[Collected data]
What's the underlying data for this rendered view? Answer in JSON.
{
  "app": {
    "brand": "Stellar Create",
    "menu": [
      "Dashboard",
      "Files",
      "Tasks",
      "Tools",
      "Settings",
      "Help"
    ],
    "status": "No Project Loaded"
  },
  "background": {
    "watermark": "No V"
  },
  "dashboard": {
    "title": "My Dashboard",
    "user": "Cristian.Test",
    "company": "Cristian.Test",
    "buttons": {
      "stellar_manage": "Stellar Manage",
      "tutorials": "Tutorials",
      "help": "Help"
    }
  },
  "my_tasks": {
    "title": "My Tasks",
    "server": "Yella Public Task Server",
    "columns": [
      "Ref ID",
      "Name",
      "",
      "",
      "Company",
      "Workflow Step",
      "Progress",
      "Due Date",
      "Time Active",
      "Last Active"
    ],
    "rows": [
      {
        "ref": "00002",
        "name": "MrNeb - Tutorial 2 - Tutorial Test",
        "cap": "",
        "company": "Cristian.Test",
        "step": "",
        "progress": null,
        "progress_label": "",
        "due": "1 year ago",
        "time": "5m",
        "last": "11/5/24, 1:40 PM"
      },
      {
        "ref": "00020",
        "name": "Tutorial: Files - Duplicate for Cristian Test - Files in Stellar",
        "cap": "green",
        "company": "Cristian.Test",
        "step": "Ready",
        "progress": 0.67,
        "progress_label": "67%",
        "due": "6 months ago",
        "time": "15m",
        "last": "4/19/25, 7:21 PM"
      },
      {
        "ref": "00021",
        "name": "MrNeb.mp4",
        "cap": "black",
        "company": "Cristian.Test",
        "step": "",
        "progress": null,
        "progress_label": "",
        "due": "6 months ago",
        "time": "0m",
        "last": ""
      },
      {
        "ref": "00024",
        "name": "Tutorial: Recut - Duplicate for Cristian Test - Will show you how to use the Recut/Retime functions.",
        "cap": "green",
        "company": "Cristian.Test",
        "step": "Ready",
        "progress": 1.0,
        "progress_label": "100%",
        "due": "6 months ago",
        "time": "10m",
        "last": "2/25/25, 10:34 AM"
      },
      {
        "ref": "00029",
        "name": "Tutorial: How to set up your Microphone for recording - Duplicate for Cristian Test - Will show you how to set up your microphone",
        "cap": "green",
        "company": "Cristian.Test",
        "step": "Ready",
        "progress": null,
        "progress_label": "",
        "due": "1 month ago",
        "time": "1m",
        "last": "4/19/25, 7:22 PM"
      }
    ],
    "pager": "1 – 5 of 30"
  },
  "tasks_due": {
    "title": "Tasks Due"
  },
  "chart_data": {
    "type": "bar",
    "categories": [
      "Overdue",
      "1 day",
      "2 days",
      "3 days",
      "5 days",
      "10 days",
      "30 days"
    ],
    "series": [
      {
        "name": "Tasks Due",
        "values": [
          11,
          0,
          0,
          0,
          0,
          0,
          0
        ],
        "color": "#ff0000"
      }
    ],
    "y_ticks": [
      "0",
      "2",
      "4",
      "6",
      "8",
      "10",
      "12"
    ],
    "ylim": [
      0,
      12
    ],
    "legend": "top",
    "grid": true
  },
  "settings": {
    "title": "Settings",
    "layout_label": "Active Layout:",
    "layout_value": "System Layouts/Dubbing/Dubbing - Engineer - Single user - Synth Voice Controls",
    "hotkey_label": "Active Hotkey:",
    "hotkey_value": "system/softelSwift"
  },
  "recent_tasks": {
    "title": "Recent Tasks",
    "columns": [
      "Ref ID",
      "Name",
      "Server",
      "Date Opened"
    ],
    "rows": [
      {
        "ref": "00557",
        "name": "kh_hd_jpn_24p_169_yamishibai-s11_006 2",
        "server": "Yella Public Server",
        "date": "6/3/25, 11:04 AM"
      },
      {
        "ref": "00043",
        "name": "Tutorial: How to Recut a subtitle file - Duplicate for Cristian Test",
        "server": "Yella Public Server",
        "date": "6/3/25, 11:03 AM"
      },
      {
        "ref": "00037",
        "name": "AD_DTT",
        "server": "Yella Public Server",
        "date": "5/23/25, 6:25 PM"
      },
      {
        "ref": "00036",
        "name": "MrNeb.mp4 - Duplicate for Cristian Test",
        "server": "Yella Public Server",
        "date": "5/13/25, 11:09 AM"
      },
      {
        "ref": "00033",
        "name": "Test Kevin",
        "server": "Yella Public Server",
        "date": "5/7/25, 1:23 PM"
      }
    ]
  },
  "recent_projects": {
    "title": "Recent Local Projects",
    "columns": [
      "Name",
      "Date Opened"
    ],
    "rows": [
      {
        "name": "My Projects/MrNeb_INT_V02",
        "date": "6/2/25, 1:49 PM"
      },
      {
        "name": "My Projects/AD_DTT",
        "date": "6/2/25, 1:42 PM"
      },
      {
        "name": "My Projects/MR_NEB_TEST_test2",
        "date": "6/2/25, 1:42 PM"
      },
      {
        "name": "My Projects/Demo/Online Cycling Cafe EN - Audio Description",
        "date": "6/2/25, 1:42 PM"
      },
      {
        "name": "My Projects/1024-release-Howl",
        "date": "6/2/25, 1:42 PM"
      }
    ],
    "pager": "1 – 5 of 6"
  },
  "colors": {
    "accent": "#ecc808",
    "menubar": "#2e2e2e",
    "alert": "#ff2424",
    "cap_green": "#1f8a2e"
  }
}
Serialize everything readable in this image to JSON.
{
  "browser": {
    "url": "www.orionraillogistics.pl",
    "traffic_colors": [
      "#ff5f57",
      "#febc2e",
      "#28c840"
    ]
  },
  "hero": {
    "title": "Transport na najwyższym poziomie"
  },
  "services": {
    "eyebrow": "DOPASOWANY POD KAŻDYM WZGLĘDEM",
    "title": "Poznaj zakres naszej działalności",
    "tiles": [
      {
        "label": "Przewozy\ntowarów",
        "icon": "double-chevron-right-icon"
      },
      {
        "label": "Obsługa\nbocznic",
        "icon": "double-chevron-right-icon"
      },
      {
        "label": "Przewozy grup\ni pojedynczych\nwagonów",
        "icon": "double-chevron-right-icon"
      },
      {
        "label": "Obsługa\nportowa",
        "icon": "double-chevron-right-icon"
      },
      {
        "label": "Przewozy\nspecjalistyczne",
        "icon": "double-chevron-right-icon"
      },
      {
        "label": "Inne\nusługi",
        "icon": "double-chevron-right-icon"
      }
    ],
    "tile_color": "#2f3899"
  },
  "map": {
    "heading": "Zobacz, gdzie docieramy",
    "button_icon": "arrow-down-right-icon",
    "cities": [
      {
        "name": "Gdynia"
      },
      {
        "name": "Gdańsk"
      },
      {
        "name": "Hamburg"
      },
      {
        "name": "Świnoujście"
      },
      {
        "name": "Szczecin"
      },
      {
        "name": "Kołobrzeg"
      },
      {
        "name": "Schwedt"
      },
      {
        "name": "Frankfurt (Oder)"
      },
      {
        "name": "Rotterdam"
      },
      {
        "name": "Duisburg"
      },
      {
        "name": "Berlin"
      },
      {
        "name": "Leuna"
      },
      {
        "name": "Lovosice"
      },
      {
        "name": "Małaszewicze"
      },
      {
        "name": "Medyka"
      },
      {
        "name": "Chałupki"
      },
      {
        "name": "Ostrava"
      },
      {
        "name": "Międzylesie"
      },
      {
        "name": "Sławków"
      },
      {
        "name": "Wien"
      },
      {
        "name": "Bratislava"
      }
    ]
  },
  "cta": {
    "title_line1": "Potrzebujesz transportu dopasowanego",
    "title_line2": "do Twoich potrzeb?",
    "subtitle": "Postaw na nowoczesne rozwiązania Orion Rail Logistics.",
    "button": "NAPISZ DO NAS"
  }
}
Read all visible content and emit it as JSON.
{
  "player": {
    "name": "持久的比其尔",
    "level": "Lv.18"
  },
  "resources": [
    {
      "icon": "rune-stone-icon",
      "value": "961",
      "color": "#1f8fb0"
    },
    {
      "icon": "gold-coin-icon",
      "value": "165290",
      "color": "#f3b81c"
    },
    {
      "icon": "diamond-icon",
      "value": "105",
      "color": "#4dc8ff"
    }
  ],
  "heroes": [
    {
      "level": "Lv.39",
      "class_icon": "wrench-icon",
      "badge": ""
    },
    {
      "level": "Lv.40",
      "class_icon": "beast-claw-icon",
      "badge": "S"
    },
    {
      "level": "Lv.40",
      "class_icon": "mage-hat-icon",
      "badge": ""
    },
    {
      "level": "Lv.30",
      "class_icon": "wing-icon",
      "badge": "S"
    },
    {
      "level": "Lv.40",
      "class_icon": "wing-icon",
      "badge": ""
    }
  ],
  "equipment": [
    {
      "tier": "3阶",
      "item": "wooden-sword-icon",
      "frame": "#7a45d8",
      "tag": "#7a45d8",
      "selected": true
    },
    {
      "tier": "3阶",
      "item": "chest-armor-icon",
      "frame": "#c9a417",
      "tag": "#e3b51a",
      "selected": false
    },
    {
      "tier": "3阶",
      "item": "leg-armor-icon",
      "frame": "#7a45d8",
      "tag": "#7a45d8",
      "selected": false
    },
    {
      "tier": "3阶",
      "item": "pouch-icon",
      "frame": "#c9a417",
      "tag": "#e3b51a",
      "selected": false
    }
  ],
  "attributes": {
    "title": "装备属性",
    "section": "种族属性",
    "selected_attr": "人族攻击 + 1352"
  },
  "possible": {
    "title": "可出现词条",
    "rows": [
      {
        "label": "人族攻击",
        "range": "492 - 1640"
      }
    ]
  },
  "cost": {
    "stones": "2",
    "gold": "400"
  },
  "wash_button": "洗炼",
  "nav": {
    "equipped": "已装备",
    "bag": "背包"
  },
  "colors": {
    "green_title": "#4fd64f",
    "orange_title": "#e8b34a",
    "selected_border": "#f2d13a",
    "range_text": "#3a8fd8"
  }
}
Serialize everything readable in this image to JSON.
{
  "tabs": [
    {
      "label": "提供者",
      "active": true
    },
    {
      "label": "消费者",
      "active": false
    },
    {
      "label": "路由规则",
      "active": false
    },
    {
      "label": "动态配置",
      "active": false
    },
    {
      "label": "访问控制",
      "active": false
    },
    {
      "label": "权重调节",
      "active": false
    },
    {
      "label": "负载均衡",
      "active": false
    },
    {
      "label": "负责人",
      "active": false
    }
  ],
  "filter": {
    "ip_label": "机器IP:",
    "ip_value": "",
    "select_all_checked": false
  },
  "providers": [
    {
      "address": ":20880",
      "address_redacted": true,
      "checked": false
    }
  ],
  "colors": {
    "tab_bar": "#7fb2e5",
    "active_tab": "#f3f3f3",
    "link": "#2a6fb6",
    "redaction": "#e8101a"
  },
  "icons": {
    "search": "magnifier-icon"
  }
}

**Given instruction:**
Using the material above, report each line where "Files" occurs.

**Answer for the task:**
      "Files",
        "name": "Tutorial: Files - Duplicate for Cristian Test - Files in Stellar",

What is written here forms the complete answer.